What you have to do> Go through the listing beneath this task and return every line that carries the string "Gestisci".
++++ Recorded information ++++
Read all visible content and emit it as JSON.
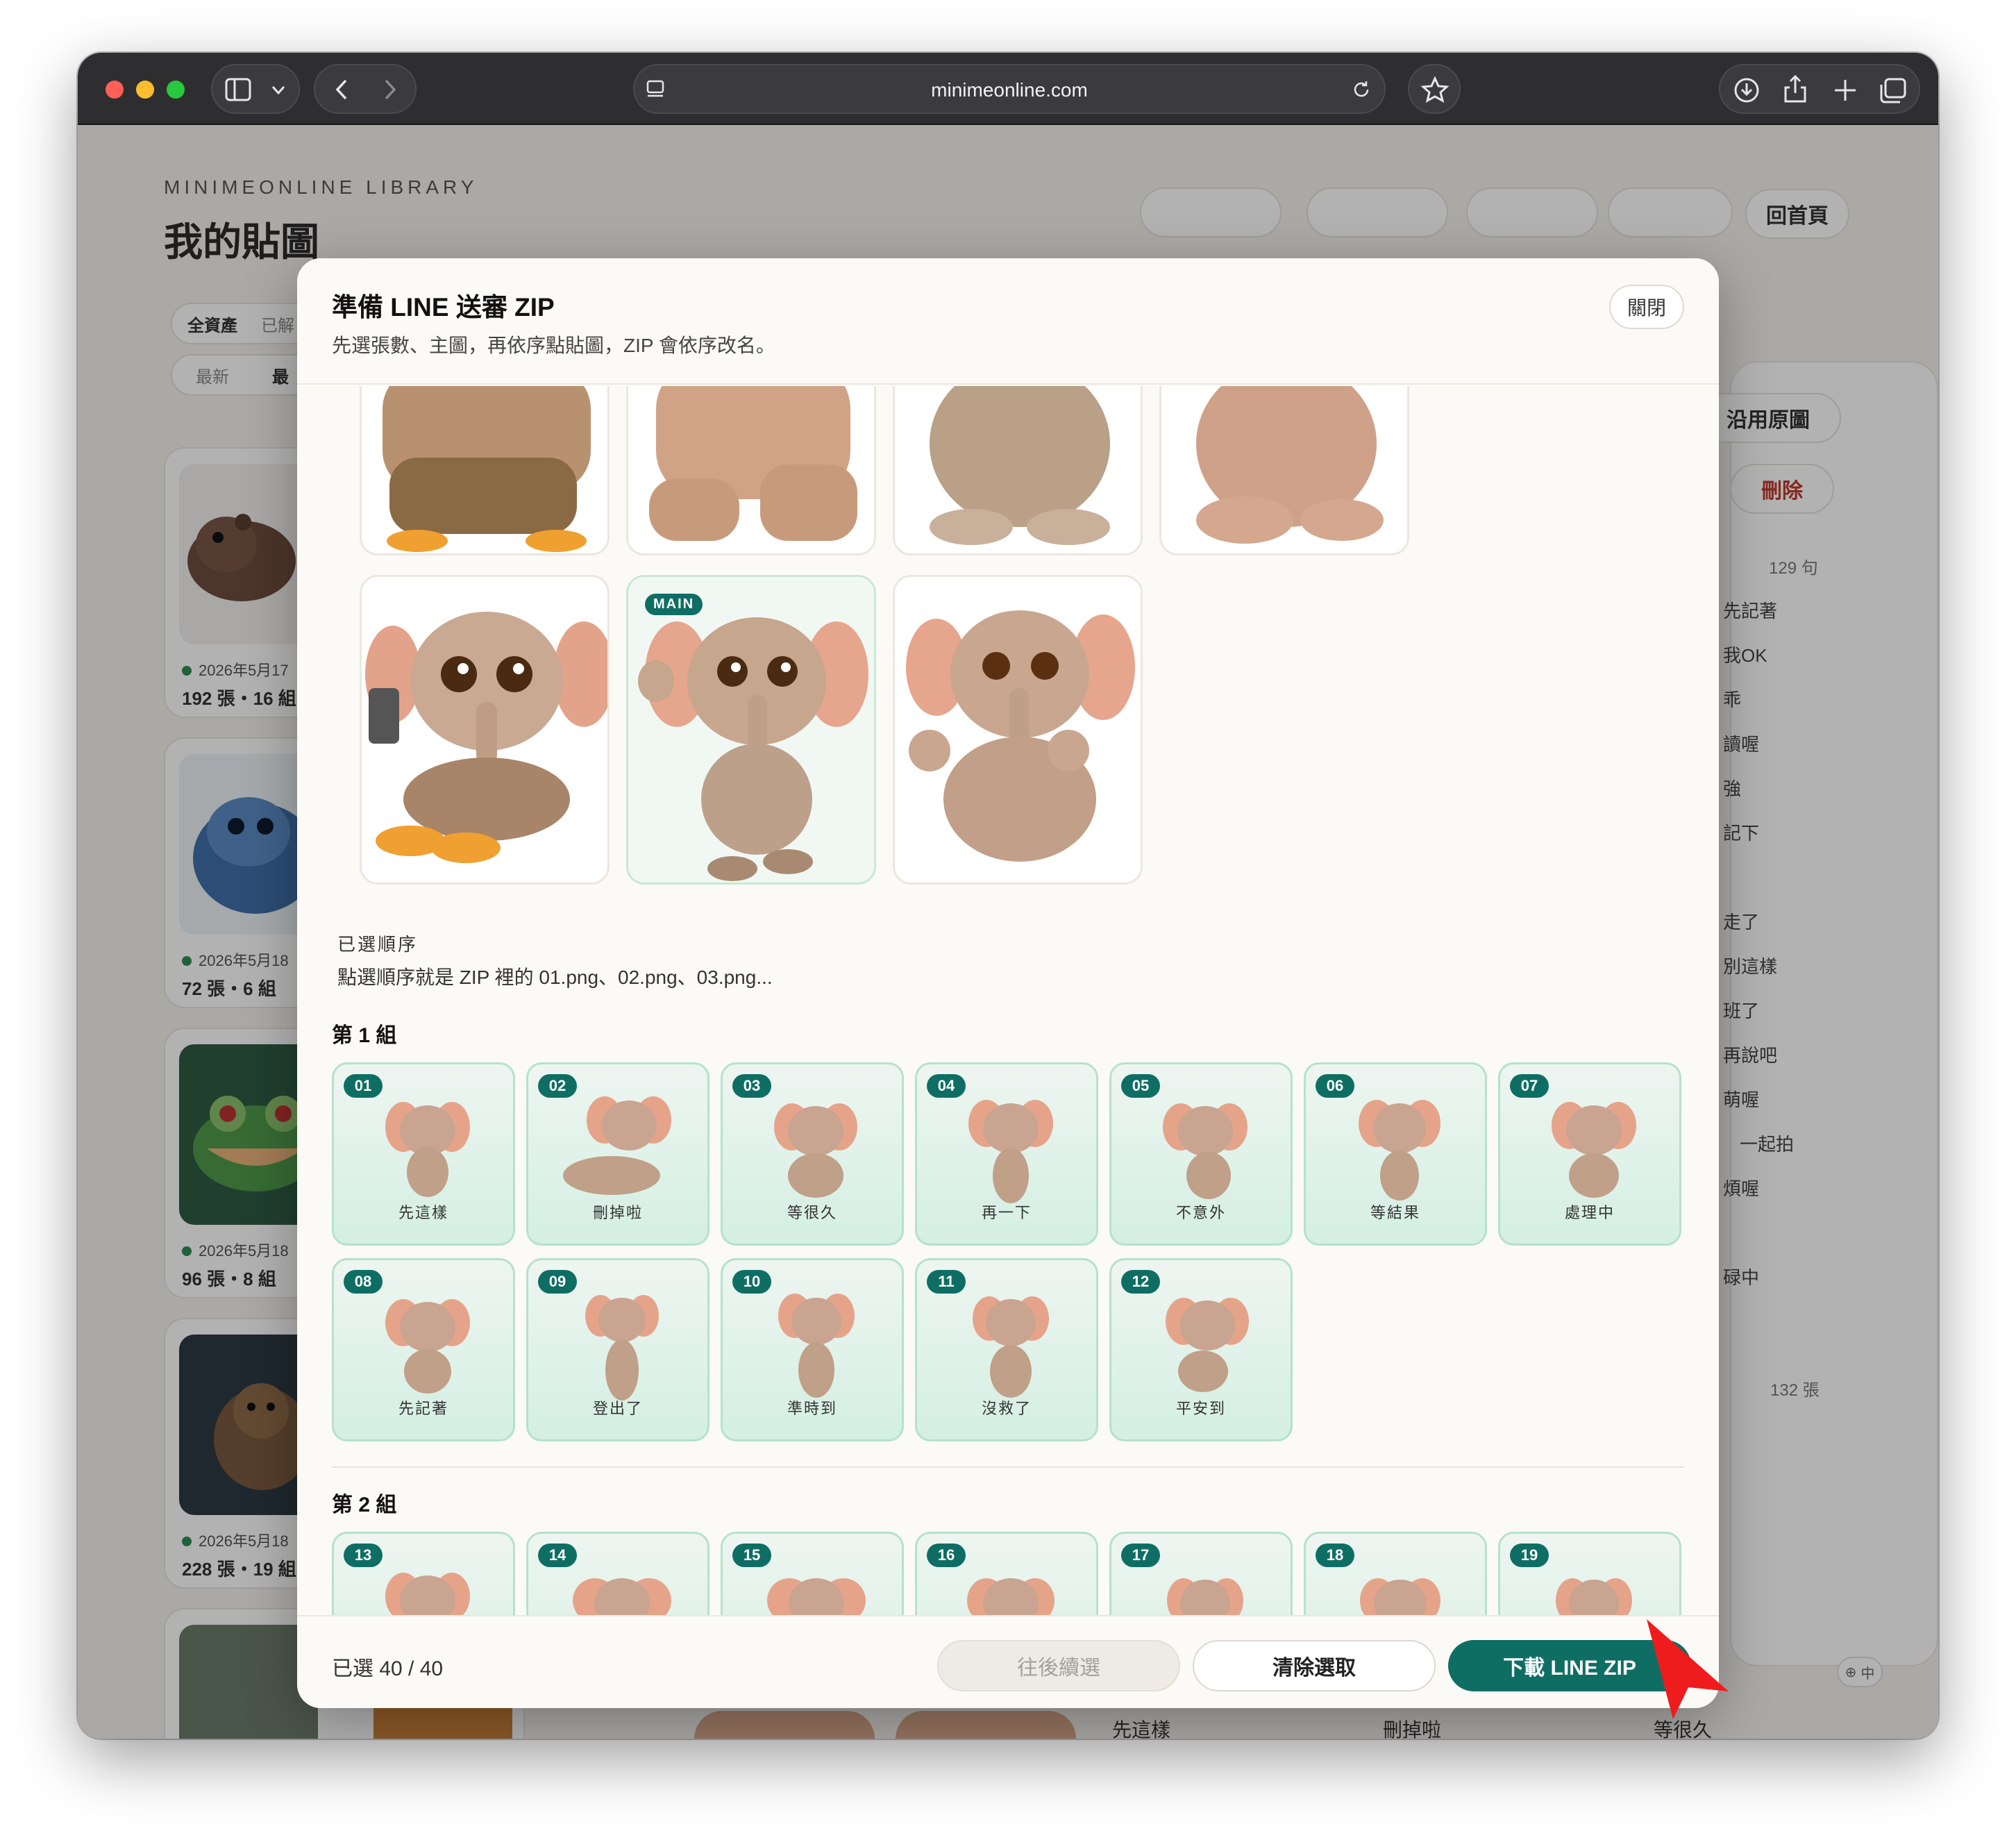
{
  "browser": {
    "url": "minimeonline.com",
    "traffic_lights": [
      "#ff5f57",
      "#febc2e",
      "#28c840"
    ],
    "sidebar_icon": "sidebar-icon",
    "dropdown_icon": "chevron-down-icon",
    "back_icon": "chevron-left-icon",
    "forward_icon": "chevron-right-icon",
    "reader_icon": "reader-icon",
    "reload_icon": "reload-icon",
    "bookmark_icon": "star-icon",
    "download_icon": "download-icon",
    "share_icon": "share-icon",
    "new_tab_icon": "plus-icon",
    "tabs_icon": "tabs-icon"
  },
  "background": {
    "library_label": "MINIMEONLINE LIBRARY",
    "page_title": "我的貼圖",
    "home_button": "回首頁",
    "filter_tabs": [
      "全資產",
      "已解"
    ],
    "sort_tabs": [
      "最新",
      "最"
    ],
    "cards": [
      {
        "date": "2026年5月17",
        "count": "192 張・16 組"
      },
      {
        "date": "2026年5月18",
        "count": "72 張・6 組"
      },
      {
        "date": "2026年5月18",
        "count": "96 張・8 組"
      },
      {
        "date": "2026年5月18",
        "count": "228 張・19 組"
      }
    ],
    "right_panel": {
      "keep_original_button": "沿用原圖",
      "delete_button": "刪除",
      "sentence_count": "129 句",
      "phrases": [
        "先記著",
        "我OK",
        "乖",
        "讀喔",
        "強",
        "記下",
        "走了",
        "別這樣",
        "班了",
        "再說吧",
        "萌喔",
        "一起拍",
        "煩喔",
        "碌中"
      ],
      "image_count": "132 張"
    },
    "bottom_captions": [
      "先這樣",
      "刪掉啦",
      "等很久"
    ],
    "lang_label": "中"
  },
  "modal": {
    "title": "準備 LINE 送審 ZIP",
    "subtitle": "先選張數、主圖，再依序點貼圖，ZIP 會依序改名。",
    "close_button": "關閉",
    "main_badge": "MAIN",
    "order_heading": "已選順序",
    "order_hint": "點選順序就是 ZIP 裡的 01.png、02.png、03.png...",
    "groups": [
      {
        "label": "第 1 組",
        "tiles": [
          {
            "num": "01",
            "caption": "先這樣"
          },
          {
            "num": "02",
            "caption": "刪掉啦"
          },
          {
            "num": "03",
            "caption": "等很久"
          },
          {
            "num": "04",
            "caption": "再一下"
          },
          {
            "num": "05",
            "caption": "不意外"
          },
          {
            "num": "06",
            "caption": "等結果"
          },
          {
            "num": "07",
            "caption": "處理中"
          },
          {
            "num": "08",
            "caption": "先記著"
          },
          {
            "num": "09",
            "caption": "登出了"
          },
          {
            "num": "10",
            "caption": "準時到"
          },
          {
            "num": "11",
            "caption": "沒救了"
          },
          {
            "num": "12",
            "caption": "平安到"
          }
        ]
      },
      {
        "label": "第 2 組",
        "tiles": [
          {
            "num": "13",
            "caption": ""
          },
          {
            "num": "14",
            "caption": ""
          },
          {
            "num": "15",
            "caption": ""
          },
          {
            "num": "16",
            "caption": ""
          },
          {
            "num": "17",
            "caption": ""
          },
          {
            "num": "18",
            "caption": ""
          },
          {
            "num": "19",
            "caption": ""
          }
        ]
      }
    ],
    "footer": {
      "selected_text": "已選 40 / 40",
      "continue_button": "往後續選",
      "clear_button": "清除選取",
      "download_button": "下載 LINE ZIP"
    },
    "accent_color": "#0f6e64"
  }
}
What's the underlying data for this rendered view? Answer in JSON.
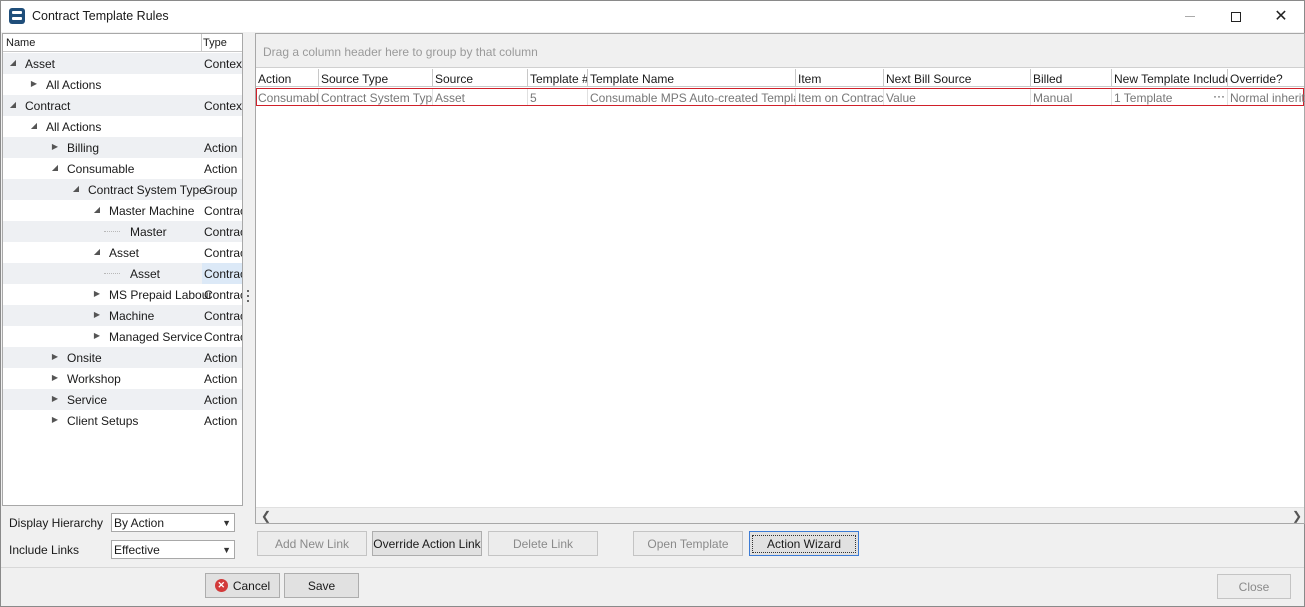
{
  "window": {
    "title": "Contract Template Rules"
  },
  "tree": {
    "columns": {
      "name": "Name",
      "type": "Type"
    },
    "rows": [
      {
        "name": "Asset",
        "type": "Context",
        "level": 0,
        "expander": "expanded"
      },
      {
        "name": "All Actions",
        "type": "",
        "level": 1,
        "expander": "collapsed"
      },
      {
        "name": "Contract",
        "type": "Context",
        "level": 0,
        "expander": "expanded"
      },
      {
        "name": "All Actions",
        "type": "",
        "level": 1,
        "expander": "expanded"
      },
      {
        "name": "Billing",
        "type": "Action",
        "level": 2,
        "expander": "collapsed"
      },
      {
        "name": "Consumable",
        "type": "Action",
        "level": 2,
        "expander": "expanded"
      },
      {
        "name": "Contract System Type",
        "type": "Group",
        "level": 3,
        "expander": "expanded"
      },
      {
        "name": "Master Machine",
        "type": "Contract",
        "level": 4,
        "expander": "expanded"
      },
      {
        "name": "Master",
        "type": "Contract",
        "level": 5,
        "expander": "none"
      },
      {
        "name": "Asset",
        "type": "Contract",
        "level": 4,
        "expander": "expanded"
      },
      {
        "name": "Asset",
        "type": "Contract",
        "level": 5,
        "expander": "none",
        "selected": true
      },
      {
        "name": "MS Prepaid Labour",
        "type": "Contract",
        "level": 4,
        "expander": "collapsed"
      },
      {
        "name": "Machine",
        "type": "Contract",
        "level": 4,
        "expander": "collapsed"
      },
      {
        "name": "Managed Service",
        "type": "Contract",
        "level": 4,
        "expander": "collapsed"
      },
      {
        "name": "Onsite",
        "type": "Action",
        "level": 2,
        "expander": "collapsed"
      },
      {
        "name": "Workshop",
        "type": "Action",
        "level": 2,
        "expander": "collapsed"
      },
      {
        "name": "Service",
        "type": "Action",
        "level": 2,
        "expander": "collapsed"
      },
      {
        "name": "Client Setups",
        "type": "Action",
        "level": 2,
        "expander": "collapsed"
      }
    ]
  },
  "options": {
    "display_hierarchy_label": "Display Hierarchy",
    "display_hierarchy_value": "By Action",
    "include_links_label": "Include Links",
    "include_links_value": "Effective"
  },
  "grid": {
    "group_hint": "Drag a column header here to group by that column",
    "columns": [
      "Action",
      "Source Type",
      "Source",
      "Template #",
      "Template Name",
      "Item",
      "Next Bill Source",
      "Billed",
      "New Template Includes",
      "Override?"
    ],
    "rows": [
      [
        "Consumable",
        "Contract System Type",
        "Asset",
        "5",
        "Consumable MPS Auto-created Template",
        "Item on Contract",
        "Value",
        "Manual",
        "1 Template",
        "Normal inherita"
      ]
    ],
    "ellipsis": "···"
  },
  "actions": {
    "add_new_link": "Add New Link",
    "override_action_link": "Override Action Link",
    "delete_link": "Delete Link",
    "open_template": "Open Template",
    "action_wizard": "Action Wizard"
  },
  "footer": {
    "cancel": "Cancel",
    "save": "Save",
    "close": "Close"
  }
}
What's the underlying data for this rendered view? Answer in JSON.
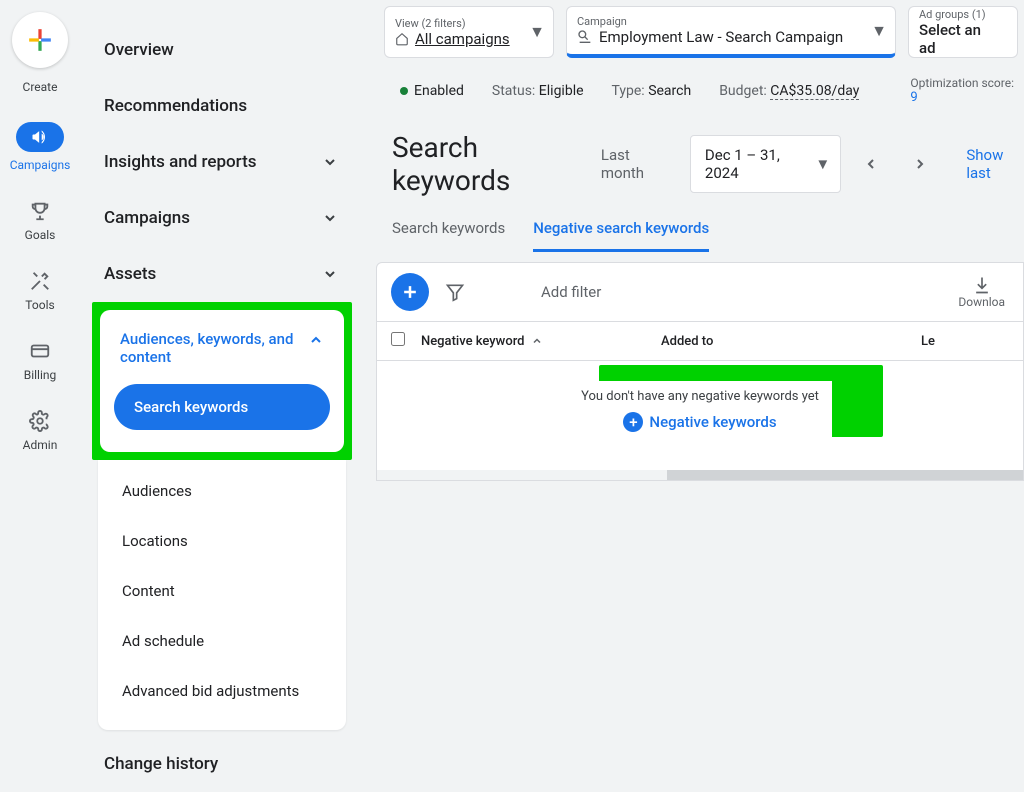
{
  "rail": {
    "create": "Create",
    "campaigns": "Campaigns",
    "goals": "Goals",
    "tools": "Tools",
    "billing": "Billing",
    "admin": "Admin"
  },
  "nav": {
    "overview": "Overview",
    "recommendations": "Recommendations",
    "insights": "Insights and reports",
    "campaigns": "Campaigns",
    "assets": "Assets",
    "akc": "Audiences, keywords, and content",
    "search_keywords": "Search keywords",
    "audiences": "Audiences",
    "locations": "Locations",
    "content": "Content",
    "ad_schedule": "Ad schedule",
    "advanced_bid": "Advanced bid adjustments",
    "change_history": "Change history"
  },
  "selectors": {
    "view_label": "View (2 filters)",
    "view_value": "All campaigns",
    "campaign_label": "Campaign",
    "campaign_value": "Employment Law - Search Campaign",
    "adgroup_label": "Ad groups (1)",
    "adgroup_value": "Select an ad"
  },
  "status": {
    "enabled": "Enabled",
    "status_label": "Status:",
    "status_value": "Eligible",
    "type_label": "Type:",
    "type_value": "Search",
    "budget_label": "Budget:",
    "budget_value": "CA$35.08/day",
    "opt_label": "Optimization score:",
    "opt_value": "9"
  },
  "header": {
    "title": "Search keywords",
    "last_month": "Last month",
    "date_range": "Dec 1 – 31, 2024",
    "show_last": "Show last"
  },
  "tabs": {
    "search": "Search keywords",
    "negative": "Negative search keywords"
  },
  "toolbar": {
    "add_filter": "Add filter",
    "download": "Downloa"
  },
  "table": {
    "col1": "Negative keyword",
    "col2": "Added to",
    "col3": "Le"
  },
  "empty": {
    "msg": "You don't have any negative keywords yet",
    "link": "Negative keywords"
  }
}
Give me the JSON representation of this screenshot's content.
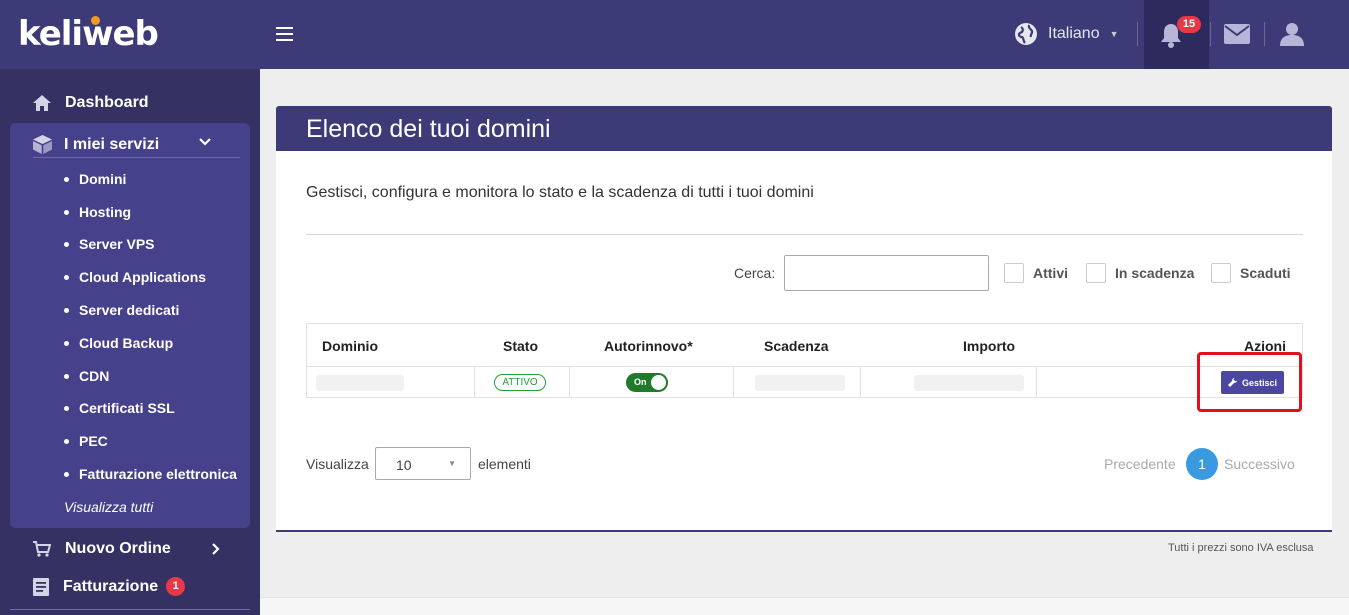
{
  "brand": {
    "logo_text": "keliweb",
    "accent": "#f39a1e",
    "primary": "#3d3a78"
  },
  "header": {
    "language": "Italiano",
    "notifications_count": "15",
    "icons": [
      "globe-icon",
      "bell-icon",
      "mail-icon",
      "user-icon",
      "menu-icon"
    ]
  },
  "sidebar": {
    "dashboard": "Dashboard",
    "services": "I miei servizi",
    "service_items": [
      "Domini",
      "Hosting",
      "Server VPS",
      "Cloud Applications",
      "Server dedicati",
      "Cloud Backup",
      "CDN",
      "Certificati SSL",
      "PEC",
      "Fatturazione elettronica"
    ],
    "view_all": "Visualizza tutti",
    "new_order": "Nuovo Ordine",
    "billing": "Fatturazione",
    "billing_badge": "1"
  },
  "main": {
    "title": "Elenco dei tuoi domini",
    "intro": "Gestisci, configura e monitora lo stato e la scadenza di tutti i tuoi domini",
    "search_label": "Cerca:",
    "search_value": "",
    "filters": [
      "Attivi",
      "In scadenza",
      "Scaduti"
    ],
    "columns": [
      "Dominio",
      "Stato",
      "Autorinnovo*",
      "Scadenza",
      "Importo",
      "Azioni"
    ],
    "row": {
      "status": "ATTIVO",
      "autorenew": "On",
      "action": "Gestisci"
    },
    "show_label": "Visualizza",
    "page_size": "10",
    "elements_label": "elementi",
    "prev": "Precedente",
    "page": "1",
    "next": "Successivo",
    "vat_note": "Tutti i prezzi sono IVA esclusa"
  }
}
++++
Output>
    "intro": "Gestisci, configura e monitora lo stato e la scadenza di tutti i tuoi domini",
      "action": "Gestisci"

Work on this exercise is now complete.